● OBJECTIVE: Exactly as written, print each record in the listing.

── GIVEN RECORDS ──

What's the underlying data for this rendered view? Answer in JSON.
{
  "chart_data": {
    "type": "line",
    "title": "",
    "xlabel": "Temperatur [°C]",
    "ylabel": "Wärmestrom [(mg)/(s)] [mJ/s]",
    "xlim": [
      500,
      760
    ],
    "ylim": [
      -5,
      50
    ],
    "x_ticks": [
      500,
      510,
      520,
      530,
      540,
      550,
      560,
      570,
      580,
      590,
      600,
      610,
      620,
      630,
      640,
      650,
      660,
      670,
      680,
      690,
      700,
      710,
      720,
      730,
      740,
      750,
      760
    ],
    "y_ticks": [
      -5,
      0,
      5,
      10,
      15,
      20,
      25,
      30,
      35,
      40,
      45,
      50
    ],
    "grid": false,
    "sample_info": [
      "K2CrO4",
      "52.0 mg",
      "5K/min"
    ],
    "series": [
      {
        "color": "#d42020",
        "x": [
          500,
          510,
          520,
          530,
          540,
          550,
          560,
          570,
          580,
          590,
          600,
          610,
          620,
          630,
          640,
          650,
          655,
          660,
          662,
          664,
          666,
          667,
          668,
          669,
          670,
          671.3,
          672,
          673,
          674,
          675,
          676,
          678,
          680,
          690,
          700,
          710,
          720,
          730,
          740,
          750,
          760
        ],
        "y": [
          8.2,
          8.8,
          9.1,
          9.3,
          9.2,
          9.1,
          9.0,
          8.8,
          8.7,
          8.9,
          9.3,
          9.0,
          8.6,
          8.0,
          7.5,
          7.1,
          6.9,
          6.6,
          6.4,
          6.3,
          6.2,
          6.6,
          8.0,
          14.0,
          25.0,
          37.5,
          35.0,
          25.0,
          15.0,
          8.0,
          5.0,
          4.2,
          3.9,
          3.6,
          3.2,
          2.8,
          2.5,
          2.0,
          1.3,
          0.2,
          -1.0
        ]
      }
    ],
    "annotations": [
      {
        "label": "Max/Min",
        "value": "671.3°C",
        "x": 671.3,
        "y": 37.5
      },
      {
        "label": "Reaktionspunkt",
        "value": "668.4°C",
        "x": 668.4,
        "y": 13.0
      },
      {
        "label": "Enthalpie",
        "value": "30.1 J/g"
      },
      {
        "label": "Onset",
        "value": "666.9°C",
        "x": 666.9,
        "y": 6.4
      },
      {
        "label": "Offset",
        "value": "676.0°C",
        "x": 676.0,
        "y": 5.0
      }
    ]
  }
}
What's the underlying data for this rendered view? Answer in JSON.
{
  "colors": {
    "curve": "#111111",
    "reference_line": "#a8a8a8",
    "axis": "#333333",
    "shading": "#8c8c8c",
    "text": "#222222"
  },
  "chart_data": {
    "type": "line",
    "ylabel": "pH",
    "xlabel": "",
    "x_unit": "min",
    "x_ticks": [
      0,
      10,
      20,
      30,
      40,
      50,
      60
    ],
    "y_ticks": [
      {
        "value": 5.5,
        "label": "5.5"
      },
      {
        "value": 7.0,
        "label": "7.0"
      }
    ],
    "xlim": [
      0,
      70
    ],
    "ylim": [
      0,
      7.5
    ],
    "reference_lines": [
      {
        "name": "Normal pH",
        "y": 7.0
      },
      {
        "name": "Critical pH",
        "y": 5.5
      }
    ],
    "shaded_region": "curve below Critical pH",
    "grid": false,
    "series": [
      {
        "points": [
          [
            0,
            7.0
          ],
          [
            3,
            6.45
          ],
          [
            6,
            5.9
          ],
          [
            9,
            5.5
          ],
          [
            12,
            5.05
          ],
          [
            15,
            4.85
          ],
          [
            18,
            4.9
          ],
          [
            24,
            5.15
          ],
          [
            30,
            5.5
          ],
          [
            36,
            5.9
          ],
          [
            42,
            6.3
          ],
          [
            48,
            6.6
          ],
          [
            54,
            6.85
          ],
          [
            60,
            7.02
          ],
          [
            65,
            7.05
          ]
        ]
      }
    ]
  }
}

───

● THE RESPONSE:
What's the underlying data for this rendered view? Answer in JSON.
{
  "chart_data": {
    "type": "line",
    "title": "",
    "xlabel": "Temperatur [°C]",
    "ylabel": "Wärmestrom [(mg)/(s)] [mJ/s]",
    "xlim": [
      500,
      760
    ],
    "ylim": [
      -5,
      50
    ],
    "x_ticks": [
      500,
      510,
      520,
      530,
      540,
      550,
      560,
      570,
      580,
      590,
      600,
      610,
      620,
      630,
      640,
      650,
      660,
      670,
      680,
      690,
      700,
      710,
      720,
      730,
      740,
      750,
      760
    ],
    "y_ticks": [
      -5,
      0,
      5,
      10,
      15,
      20,
      25,
      30,
      35,
      40,
      45,
      50
    ],
    "grid": false,
    "sample_info": [
      "K2CrO4",
      "52.0 mg",
      "5K/min"
    ],
    "series": [
      {
        "color": "#d42020",
        "x": [
          500,
          510,
          520,
          530,
          540,
          550,
          560,
          570,
          580,
          590,
          600,
          610,
          620,
          630,
          640,
          650,
          655,
          660,
          662,
          664,
          666,
          667,
          668,
          669,
          670,
          671.3,
          672,
          673,
          674,
          675,
          676,
          678,
          680,
          690,
          700,
          710,
          720,
          730,
          740,
          750,
          760
        ],
        "y": [
          8.2,
          8.8,
          9.1,
          9.3,
          9.2,
          9.1,
          9.0,
          8.8,
          8.7,
          8.9,
          9.3,
          9.0,
          8.6,
          8.0,
          7.5,
          7.1,
          6.9,
          6.6,
          6.4,
          6.3,
          6.2,
          6.6,
          8.0,
          14.0,
          25.0,
          37.5,
          35.0,
          25.0,
          15.0,
          8.0,
          5.0,
          4.2,
          3.9,
          3.6,
          3.2,
          2.8,
          2.5,
          2.0,
          1.3,
          0.2,
          -1.0
        ]
      }
    ],
    "annotations": [
      {
        "label": "Max/Min",
        "value": "671.3°C",
        "x": 671.3,
        "y": 37.5
      },
      {
        "label": "Reaktionspunkt",
        "value": "668.4°C",
        "x": 668.4,
        "y": 13.0
      },
      {
        "label": "Enthalpie",
        "value": "30.1 J/g"
      },
      {
        "label": "Onset",
        "value": "666.9°C",
        "x": 666.9,
        "y": 6.4
      },
      {
        "label": "Offset",
        "value": "676.0°C",
        "x": 676.0,
        "y": 5.0
      }
    ]
  }
}
What's the underlying data for this rendered view? Answer in JSON.
{
  "colors": {
    "curve": "#111111",
    "reference_line": "#a8a8a8",
    "axis": "#333333",
    "shading": "#8c8c8c",
    "text": "#222222"
  },
  "chart_data": {
    "type": "line",
    "ylabel": "pH",
    "xlabel": "",
    "x_unit": "min",
    "x_ticks": [
      0,
      10,
      20,
      30,
      40,
      50,
      60
    ],
    "y_ticks": [
      {
        "value": 5.5,
        "label": "5.5"
      },
      {
        "value": 7.0,
        "label": "7.0"
      }
    ],
    "xlim": [
      0,
      70
    ],
    "ylim": [
      0,
      7.5
    ],
    "reference_lines": [
      {
        "name": "Normal pH",
        "y": 7.0
      },
      {
        "name": "Critical pH",
        "y": 5.5
      }
    ],
    "shaded_region": "curve below Critical pH",
    "grid": false,
    "series": [
      {
        "points": [
          [
            0,
            7.0
          ],
          [
            3,
            6.45
          ],
          [
            6,
            5.9
          ],
          [
            9,
            5.5
          ],
          [
            12,
            5.05
          ],
          [
            15,
            4.85
          ],
          [
            18,
            4.9
          ],
          [
            24,
            5.15
          ],
          [
            30,
            5.5
          ],
          [
            36,
            5.9
          ],
          [
            42,
            6.3
          ],
          [
            48,
            6.6
          ],
          [
            54,
            6.85
          ],
          [
            60,
            7.02
          ],
          [
            65,
            7.05
          ]
        ]
      }
    ]
  }
}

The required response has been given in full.